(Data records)

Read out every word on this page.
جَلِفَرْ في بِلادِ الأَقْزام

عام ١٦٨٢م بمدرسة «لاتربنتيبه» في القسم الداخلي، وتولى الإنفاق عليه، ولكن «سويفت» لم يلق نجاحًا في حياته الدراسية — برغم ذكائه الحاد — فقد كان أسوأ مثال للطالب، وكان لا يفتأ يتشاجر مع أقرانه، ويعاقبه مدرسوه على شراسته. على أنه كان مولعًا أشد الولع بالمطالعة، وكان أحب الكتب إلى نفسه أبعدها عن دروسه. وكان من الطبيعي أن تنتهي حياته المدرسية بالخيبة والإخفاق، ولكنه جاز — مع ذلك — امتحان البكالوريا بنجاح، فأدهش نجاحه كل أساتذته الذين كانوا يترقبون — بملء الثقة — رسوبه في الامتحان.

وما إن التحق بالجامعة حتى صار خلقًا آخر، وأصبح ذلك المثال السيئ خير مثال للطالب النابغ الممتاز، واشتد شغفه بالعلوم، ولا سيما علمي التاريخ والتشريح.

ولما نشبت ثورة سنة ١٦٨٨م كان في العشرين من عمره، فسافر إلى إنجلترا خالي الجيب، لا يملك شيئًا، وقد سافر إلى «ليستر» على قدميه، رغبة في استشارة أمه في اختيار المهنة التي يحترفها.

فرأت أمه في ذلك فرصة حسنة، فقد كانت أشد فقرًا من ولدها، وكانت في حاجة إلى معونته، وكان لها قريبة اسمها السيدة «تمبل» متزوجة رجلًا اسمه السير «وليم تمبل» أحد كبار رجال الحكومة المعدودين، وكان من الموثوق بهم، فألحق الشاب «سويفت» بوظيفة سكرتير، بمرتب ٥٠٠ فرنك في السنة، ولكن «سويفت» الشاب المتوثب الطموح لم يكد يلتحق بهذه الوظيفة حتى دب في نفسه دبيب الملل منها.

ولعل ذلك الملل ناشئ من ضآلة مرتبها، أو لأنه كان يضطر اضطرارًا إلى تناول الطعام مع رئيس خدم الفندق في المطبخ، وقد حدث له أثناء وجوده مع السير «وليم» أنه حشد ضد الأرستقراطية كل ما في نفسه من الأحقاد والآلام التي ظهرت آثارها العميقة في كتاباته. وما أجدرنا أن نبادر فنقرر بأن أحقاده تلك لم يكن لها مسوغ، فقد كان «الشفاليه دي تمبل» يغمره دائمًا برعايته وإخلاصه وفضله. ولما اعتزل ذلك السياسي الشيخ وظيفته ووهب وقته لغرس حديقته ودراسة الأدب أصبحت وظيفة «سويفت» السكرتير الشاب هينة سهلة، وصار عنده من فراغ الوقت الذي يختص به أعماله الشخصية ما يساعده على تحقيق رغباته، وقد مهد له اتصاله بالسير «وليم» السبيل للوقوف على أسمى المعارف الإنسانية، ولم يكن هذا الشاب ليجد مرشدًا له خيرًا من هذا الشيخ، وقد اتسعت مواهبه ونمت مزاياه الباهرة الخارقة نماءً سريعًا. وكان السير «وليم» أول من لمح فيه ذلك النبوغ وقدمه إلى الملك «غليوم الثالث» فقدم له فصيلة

» **Exercise description**: Gather each line from the entries above that includes the word "للطالب".

» **Expected answer**:
عام ١٦٨٢م بمدرسة «لاتربنتيبه» في القسم الداخلي، وتولى الإنفاق عليه، ولكن «سويفت» لم يلق نجاحًا في حياته الدراسية — برغم ذكائه الحاد — فقد كان أسوأ مثال للطالب، وكان لا يفتأ يتشاجر مع أقرانه، ويعاقبه مدرسوه على شراسته. على أنه كان مولعًا أشد الولع بالمطالعة، وكان أحب الكتب إلى نفسه أبعدها عن دروسه. وكان من الطبيعي أن تنتهي حياته المدرسية بالخيبة والإخفاق، ولكنه جاز — مع ذلك — امتحان البكالوريا بنجاح، فأدهش نجاحه كل أساتذته الذين كانوا يترقبون — بملء الثقة — رسوبه في الامتحان.
وما إن التحق بالجامعة حتى صار خلقًا آخر، وأصبح ذلك المثال السيئ خير مثال للطالب النابغ الممتاز، واشتد شغفه بالعلوم، ولا سيما علمي التاريخ والتشريح.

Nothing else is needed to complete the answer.